* BEGIN Data supplied *

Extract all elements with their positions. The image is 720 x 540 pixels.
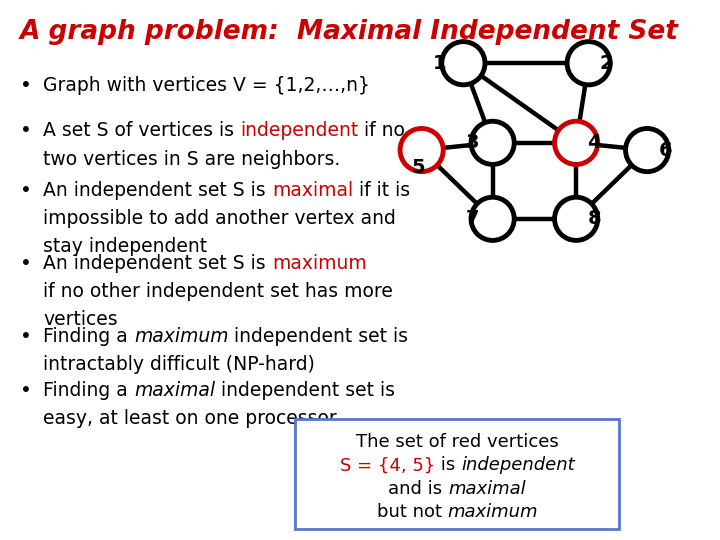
Ellipse shape [567,42,611,85]
Text: Graph with vertices V = {1,2,…,n}: Graph with vertices V = {1,2,…,n} [43,76,370,94]
Text: An independent set S is: An independent set S is [43,181,272,200]
Text: 1: 1 [433,54,446,73]
Text: 8: 8 [588,210,601,228]
Text: impossible to add another vertex and: impossible to add another vertex and [43,209,396,228]
Text: independent set is: independent set is [215,381,395,400]
Text: •: • [20,122,32,140]
Text: •: • [20,254,32,273]
Text: •: • [20,327,32,346]
Text: independent: independent [240,122,359,140]
Text: Finding a: Finding a [43,327,134,346]
Text: if no other independent set has more: if no other independent set has more [43,282,393,301]
Text: two vertices in S are neighbors.: two vertices in S are neighbors. [43,150,341,168]
Text: The set of red vertices: The set of red vertices [356,433,559,451]
Text: maximum: maximum [272,254,366,273]
Ellipse shape [471,197,514,240]
Text: maximal: maximal [272,181,353,200]
FancyBboxPatch shape [295,418,619,529]
Ellipse shape [554,197,598,240]
Text: but not: but not [377,503,447,521]
Text: is: is [435,456,461,474]
Text: maximal: maximal [449,480,526,497]
Text: intractably difficult (NP-hard): intractably difficult (NP-hard) [43,355,315,374]
Ellipse shape [442,42,485,85]
Text: vertices: vertices [43,310,118,329]
Text: independent: independent [461,456,575,474]
Text: 7: 7 [466,210,480,228]
Ellipse shape [471,122,514,165]
Text: Finding a: Finding a [43,381,134,400]
Text: •: • [20,76,32,94]
Text: An independent set S is: An independent set S is [43,254,272,273]
Text: maximum: maximum [447,503,538,521]
Text: 3: 3 [466,133,480,152]
Text: and is: and is [389,480,449,497]
Text: S = {4, 5}: S = {4, 5} [340,456,435,474]
Text: •: • [20,181,32,200]
Text: 5: 5 [411,158,425,177]
Text: A set S of vertices is: A set S of vertices is [43,122,240,140]
Text: if no: if no [359,122,405,140]
Text: 2: 2 [600,54,613,73]
Text: independent set is: independent set is [228,327,408,346]
Text: 4: 4 [588,133,601,152]
Text: A graph problem:  Maximal Independent Set: A graph problem: Maximal Independent Set [20,19,679,45]
Text: stay independent: stay independent [43,237,207,256]
Text: maximal: maximal [134,381,215,400]
Text: maximum: maximum [134,327,228,346]
Ellipse shape [626,129,669,172]
Ellipse shape [400,129,444,172]
Text: •: • [20,381,32,400]
Text: 6: 6 [658,140,672,159]
Text: easy, at least on one processor.: easy, at least on one processor. [43,409,341,428]
Ellipse shape [554,122,598,165]
Text: if it is: if it is [353,181,410,200]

* END Data supplied *

**Exercise description**
Turn the stretch of lines from the one containing "Ellipse shape [567,42,611,85]" through the one containing "Text: and is: and is [389,480,449,497]" into a Markdown table with the columns Row and Line, omitting any blank lines.

**Response**
| Row | Line |
|---|---|
| 1 | Ellipse shape [567,42,611,85] |
| 2 | Text: Graph with vertices V = {1,2,…,n}: Graph with vertices V = {1,2,…,n} [43,76,370,94] |
| 3 | Text: An independent set S is: An independent set S is [43,181,272,200] |
| 4 | Text: 1: 1 [433,54,446,73] |
| 5 | Text: 8: 8 [588,210,601,228] |
| 6 | Text: impossible to add another vertex and: impossible to add another vertex and [43,209,396,228] |
| 7 | Text: independent set is: independent set is [215,381,395,400] |
| 8 | Text: •: • [20,122,32,140] |
| 9 | Text: •: • [20,254,32,273] |
| 10 | Text: •: • [20,327,32,346] |
| 11 | Text: independent: independent [240,122,359,140] |
| 12 | Text: Finding a: Finding a [43,327,134,346] |
| 13 | Text: if no other independent set has more: if no other independent set has more [43,282,393,301] |
| 14 | Text: two vertices in S are neighbors.: two vertices in S are neighbors. [43,150,341,168] |
| 15 | Text: The set of red vertices: The set of red vertices [356,433,559,451] |
| 16 | Text: maximum: maximum [272,254,366,273] |
| 17 | Ellipse shape [471,197,514,240] |
| 18 | Text: maximal: maximal [272,181,353,200] |
| 19 | FancyBboxPatch shape [295,418,619,529] |
| 20 | Ellipse shape [554,197,598,240] |
| 21 | Text: but not: but not [377,503,447,521] |
| 22 | Text: is: is [435,456,461,474] |
| 23 | Text: maximal: maximal [449,480,526,497] |
| 24 | Text: intractably difficult (NP-hard): intractably difficult (NP-hard) [43,355,315,374] |
| 25 | Ellipse shape [442,42,485,85] |
| 26 | Text: vertices: vertices [43,310,118,329] |
| 27 | Text: independent: independent [461,456,575,474] |
| 28 | Text: 7: 7 [466,210,480,228] |
| 29 | Ellipse shape [471,122,514,165] |
| 30 | Text: Finding a: Finding a [43,381,134,400] |
| 31 | Text: •: • [20,76,32,94] |
| 32 | Text: An independent set S is: An independent set S is [43,254,272,273] |
| 33 | Text: maximum: maximum [447,503,538,521] |
| 34 | Text: 3: 3 [466,133,480,152] |
| 35 | Text: and is: and is [389,480,449,497] |